**REQUIREMENTS**: Copy out each line in the material below that has the word "JSON".

**GIVEN RECORDS**:
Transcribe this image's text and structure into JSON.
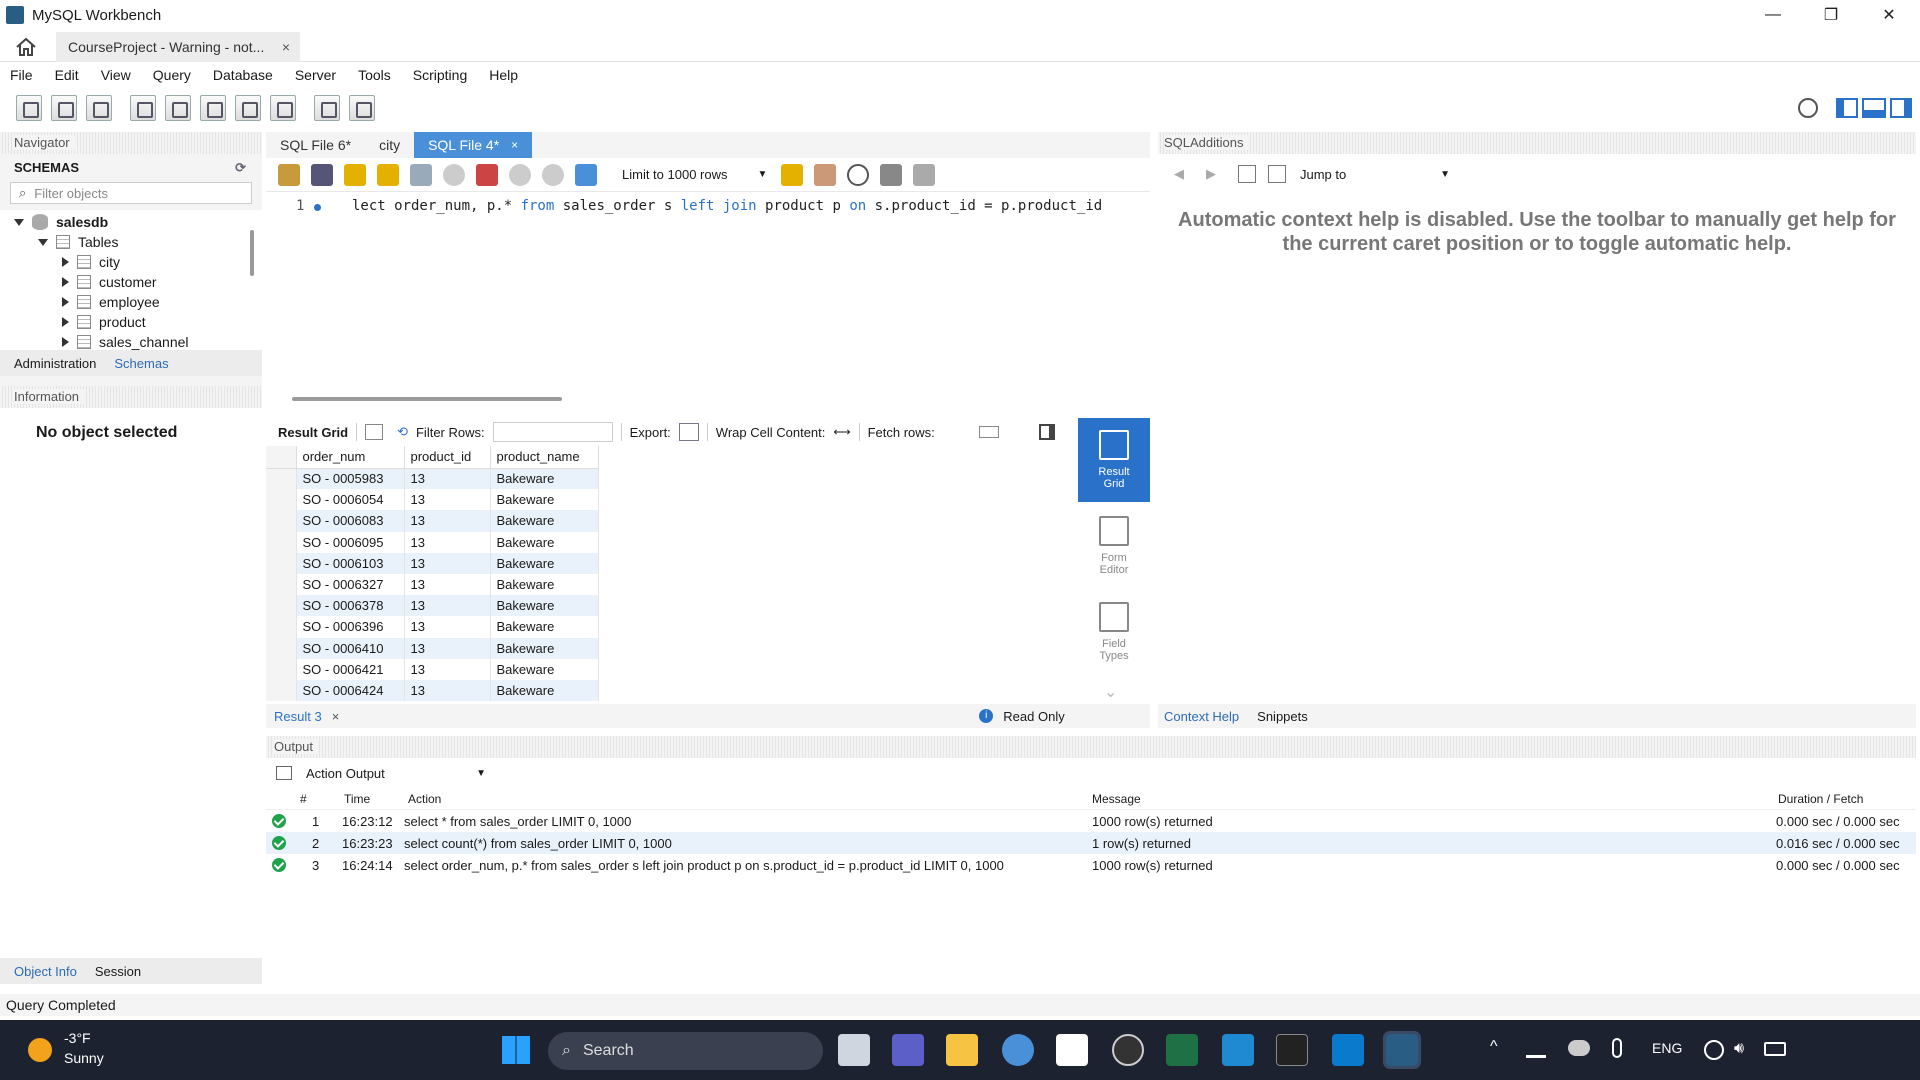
{
  "window": {
    "title": "MySQL Workbench",
    "minimize": "—",
    "restore": "❐",
    "close": "✕"
  },
  "connection_tab": {
    "label": "CourseProject - Warning - not...",
    "close": "×"
  },
  "menu": [
    "File",
    "Edit",
    "View",
    "Query",
    "Database",
    "Server",
    "Tools",
    "Scripting",
    "Help"
  ],
  "navigator": {
    "header": "Navigator",
    "schemas_title": "SCHEMAS",
    "filter_placeholder": "Filter objects",
    "schema": "salesdb",
    "tables_node": "Tables",
    "tables": [
      "city",
      "customer",
      "employee",
      "product",
      "sales_channel"
    ],
    "tabs": [
      "Administration",
      "Schemas"
    ],
    "info_header": "Information",
    "no_object": "No object selected",
    "bottom_tabs": [
      "Object Info",
      "Session"
    ]
  },
  "editor": {
    "tabs": [
      {
        "label": "SQL File 6*",
        "active": false
      },
      {
        "label": "city",
        "active": false
      },
      {
        "label": "SQL File 4*",
        "active": true,
        "close": "×"
      }
    ],
    "limit": "Limit to 1000 rows",
    "line_number": "1",
    "code": {
      "p1": "lect order_num, p.* ",
      "k1": "from",
      "p2": " sales_order s ",
      "k2": "left join",
      "p3": " product p ",
      "k3": "on",
      "p4": " s.product_id = p.product_id"
    }
  },
  "result_toolbar": {
    "result_grid": "Result Grid",
    "filter_rows": "Filter Rows:",
    "export": "Export:",
    "wrap": "Wrap Cell Content:",
    "fetch": "Fetch rows:"
  },
  "grid": {
    "columns": [
      "order_num",
      "product_id",
      "product_name"
    ],
    "rows": [
      [
        "SO - 0005983",
        "13",
        "Bakeware"
      ],
      [
        "SO - 0006054",
        "13",
        "Bakeware"
      ],
      [
        "SO - 0006083",
        "13",
        "Bakeware"
      ],
      [
        "SO - 0006095",
        "13",
        "Bakeware"
      ],
      [
        "SO - 0006103",
        "13",
        "Bakeware"
      ],
      [
        "SO - 0006327",
        "13",
        "Bakeware"
      ],
      [
        "SO - 0006378",
        "13",
        "Bakeware"
      ],
      [
        "SO - 0006396",
        "13",
        "Bakeware"
      ],
      [
        "SO - 0006410",
        "13",
        "Bakeware"
      ],
      [
        "SO - 0006421",
        "13",
        "Bakeware"
      ],
      [
        "SO - 0006424",
        "13",
        "Bakeware"
      ]
    ]
  },
  "side_buttons": {
    "result_grid": "Result Grid",
    "form_editor": "Form Editor",
    "field_types": "Field Types"
  },
  "result_footer": {
    "tab": "Result 3",
    "close": "×",
    "read_only": "Read Only"
  },
  "sql_additions": {
    "header": "SQLAdditions",
    "jump_to": "Jump to",
    "context_text": "Automatic context help is disabled. Use the toolbar to manually get help for the current caret position or to toggle automatic help.",
    "tabs": [
      "Context Help",
      "Snippets"
    ]
  },
  "output": {
    "header": "Output",
    "selector": "Action Output",
    "columns": [
      "#",
      "Time",
      "Action",
      "Message",
      "Duration / Fetch"
    ],
    "rows": [
      {
        "n": "1",
        "time": "16:23:12",
        "action": "select * from sales_order LIMIT 0, 1000",
        "message": "1000 row(s) returned",
        "duration": "0.000 sec / 0.000 sec"
      },
      {
        "n": "2",
        "time": "16:23:23",
        "action": "select count(*) from sales_order LIMIT 0, 1000",
        "message": "1 row(s) returned",
        "duration": "0.016 sec / 0.000 sec"
      },
      {
        "n": "3",
        "time": "16:24:14",
        "action": "select order_num, p.* from sales_order s left join product p on s.product_id = p.product_id LIMIT 0, 1000",
        "message": "1000 row(s) returned",
        "duration": "0.000 sec / 0.000 sec"
      }
    ]
  },
  "status": "Query Completed",
  "taskbar": {
    "temp": "-3°F",
    "weather": "Sunny",
    "search": "Search",
    "lang": "ENG"
  }
}
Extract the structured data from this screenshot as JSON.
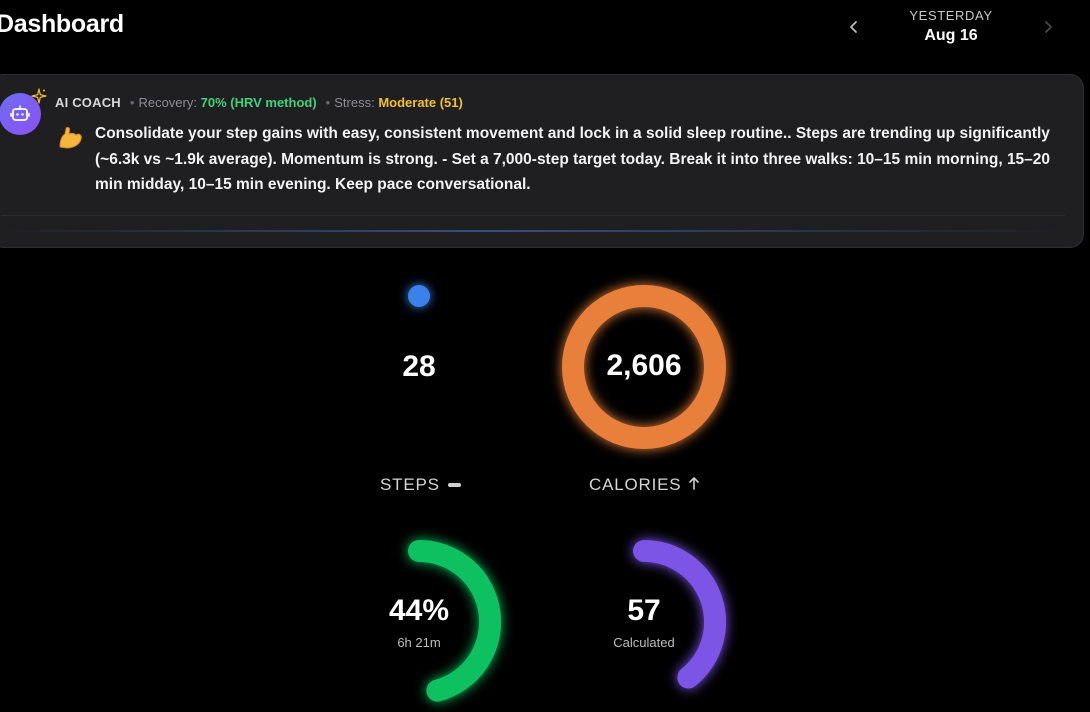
{
  "header": {
    "title": "Dashboard"
  },
  "date_nav": {
    "relative": "YESTERDAY",
    "date": "Aug 16",
    "prev_icon": "chevron-left-icon",
    "next_icon": "chevron-right-icon"
  },
  "coach": {
    "label": "AI COACH",
    "recovery_label": "Recovery:",
    "recovery_value": "70% (HRV method)",
    "stress_label": "Stress:",
    "stress_value": "Moderate (51)",
    "message": "Consolidate your step gains with easy, consistent movement and lock in a solid sleep routine.. Steps are trending up significantly (~6.3k vs ~1.9k average). Momentum is strong. - Set a 7,000-step target today. Break it into three walks: 10–15 min morning, 15–20 min midday, 10–15 min evening. Keep pace conversational.",
    "colors": {
      "recovery": "#3ed37a",
      "stress": "#f2c12e"
    }
  },
  "metrics": {
    "steps": {
      "value": "28",
      "label": "STEPS",
      "trend_icon": "dash-icon",
      "progress": 0.004,
      "color": "#3a82e8"
    },
    "calories": {
      "value": "2,606",
      "label": "CALORIES",
      "trend_icon": "arrow-up-icon",
      "progress": 1.0,
      "color": "#e8803a"
    },
    "sleep": {
      "value": "44%",
      "sub": "6h 21m",
      "progress": 0.44,
      "color": "#0fc060"
    },
    "other": {
      "value": "57",
      "sub": "Calculated",
      "progress": 0.57,
      "color": "#7b55e6"
    }
  }
}
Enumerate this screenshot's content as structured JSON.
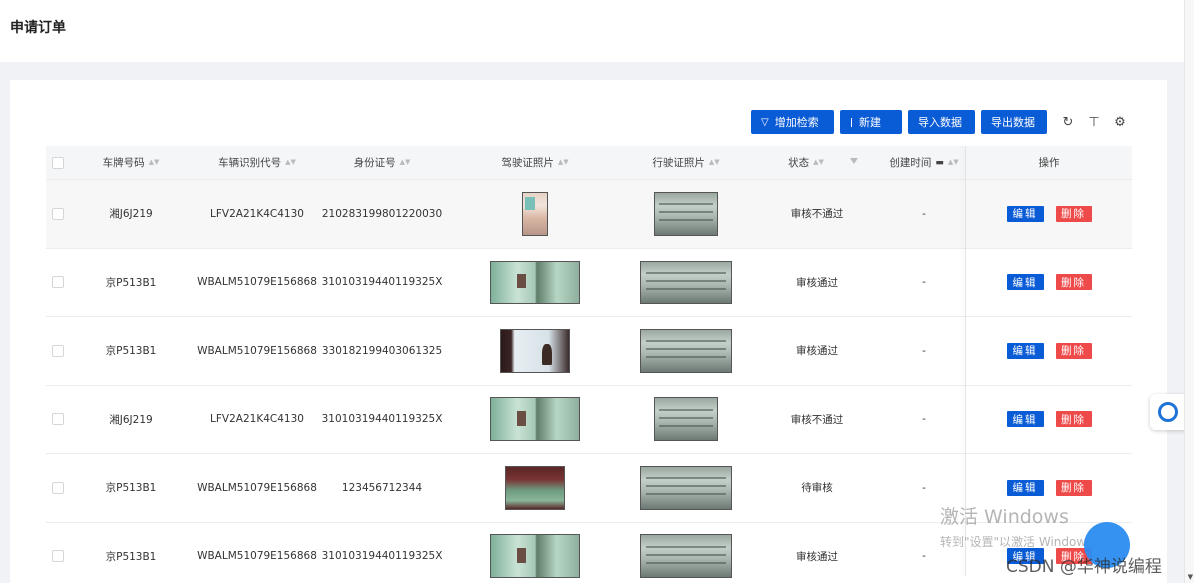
{
  "page": {
    "title": "申请订单"
  },
  "toolbar": {
    "buttons": [
      {
        "label": "增加检索",
        "icon": "filter-icon"
      },
      {
        "label": "新建",
        "icon": "plus-icon"
      },
      {
        "label": "导入数据"
      },
      {
        "label": "导出数据"
      }
    ],
    "icons": [
      "refresh-icon",
      "column-height-icon",
      "settings-icon"
    ]
  },
  "table": {
    "columns": [
      "车牌号码",
      "车辆识别代号",
      "身份证号",
      "驾驶证照片",
      "行驶证照片",
      "状态",
      "创建时间",
      "操作"
    ],
    "actions": {
      "edit": "编辑",
      "delete": "删除"
    },
    "rows": [
      {
        "plate": "湘J6J219",
        "vin": "LFV2A21K4C4130",
        "id": "210283199801220030",
        "status": "审核不通过",
        "created": "-"
      },
      {
        "plate": "京P513B1",
        "vin": "WBALM51079E156868",
        "id": "31010319440119325X",
        "status": "审核通过",
        "created": "-"
      },
      {
        "plate": "京P513B1",
        "vin": "WBALM51079E156868",
        "id": "330182199403061325",
        "status": "审核通过",
        "created": "-"
      },
      {
        "plate": "湘J6J219",
        "vin": "LFV2A21K4C4130",
        "id": "31010319440119325X",
        "status": "审核不通过",
        "created": "-"
      },
      {
        "plate": "京P513B1",
        "vin": "WBALM51079E156868",
        "id": "123456712344",
        "status": "待审核",
        "created": "-"
      },
      {
        "plate": "京P513B1",
        "vin": "WBALM51079E156868",
        "id": "31010319440119325X",
        "status": "审核通过",
        "created": "-"
      }
    ]
  },
  "watermark": {
    "line1": "激活 Windows",
    "line2": "转到\"设置\"以激活 Windows。",
    "csdn": "CSDN @华神说编程"
  }
}
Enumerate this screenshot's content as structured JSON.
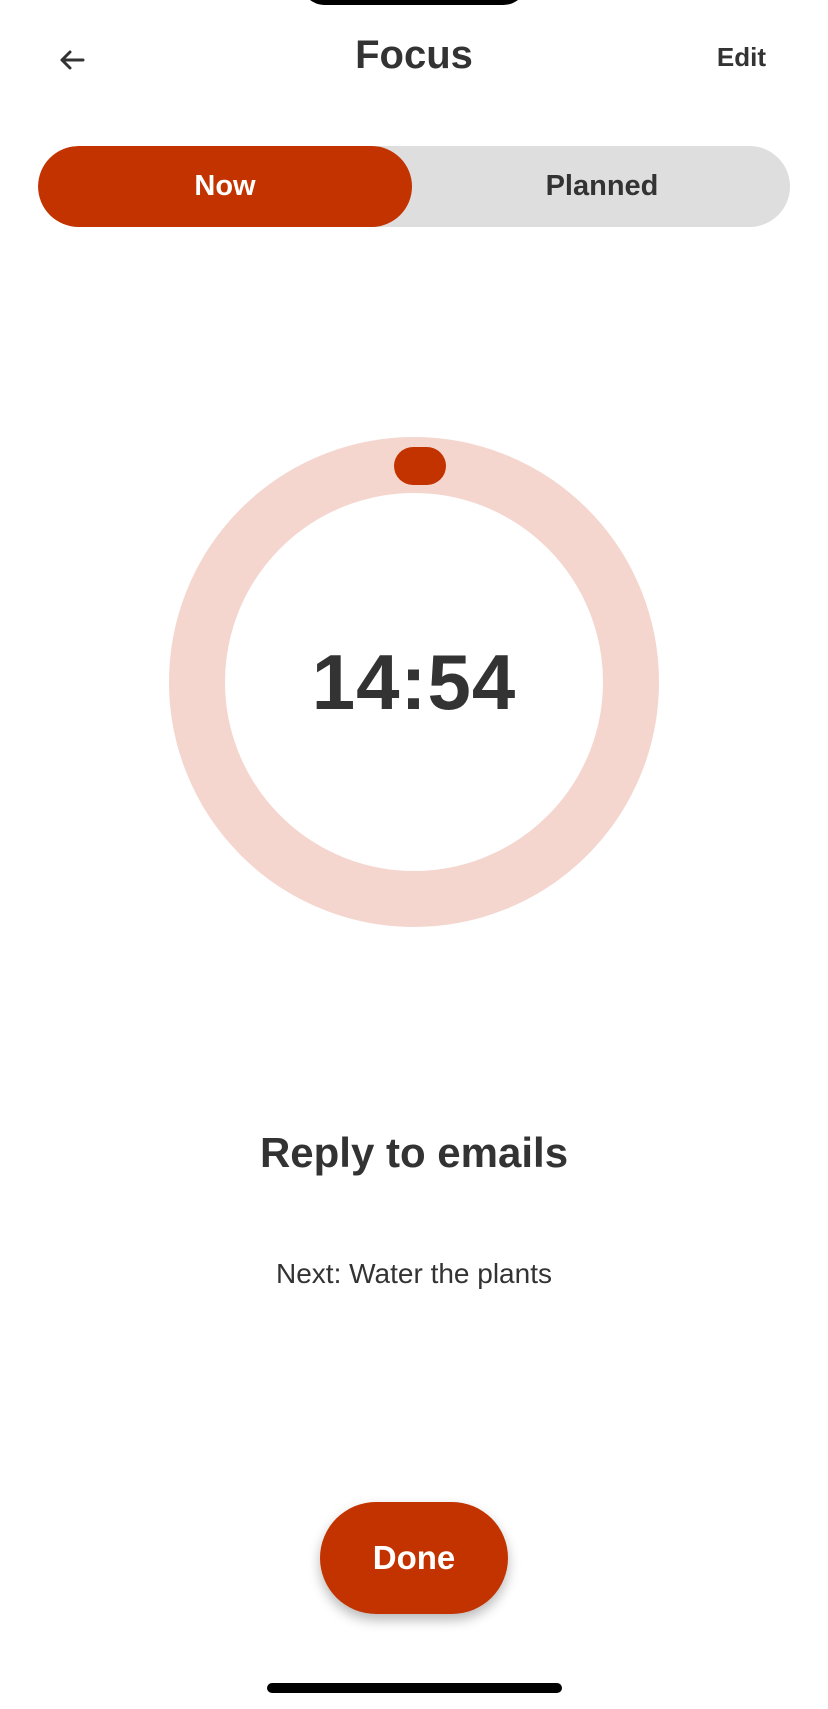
{
  "header": {
    "title": "Focus",
    "edit_label": "Edit",
    "back_icon": "arrow-left-icon"
  },
  "segmented_control": {
    "selected": "Now",
    "options": [
      {
        "label": "Now",
        "selected": true
      },
      {
        "label": "Planned",
        "selected": false
      }
    ]
  },
  "timer": {
    "display": "14:54",
    "progress_fraction": 0.0
  },
  "task": {
    "current": "Reply to emails",
    "next": "Next: Water the plants"
  },
  "actions": {
    "done_label": "Done"
  },
  "colors": {
    "accent": "#c23300",
    "ring_track": "#f4d6ce",
    "segment_bg": "#dedede",
    "text": "#333333"
  }
}
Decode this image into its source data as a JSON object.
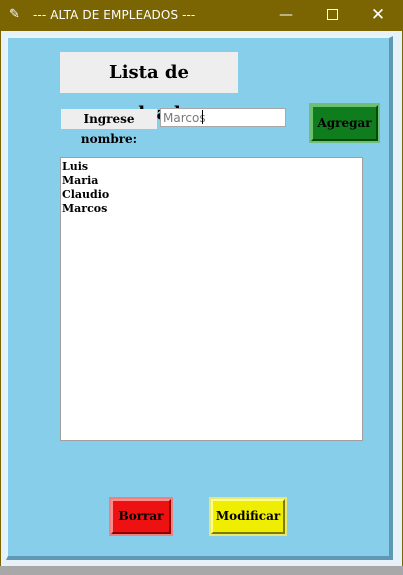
{
  "window": {
    "title": "--- ALTA DE EMPLEADOS ---",
    "icon": "feather-icon",
    "minimize_glyph": "—",
    "close_glyph": "✕"
  },
  "main": {
    "heading": "Lista de empleados",
    "name_label": "Ingrese nombre:",
    "name_value": "Marcos",
    "add_button": "Agregar",
    "delete_button": "Borrar",
    "modify_button": "Modificar",
    "employees": [
      "Luis",
      "Maria",
      "Claudio",
      "Marcos"
    ]
  },
  "colors": {
    "titlebar": "#7a6502",
    "frame": "#87ceeb",
    "add_button": "#0f7d1e",
    "delete_button": "#ee1111",
    "modify_button": "#f0ee00"
  }
}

**CORRECT ANSWER**:
Transcribe this image's text and structure into JSON.
Extract the structured data from this screenshot as JSON.
Enumerate this screenshot's content as structured JSON.
Enumerate this screenshot's content as structured JSON.
Decode this image into its source data as a JSON object.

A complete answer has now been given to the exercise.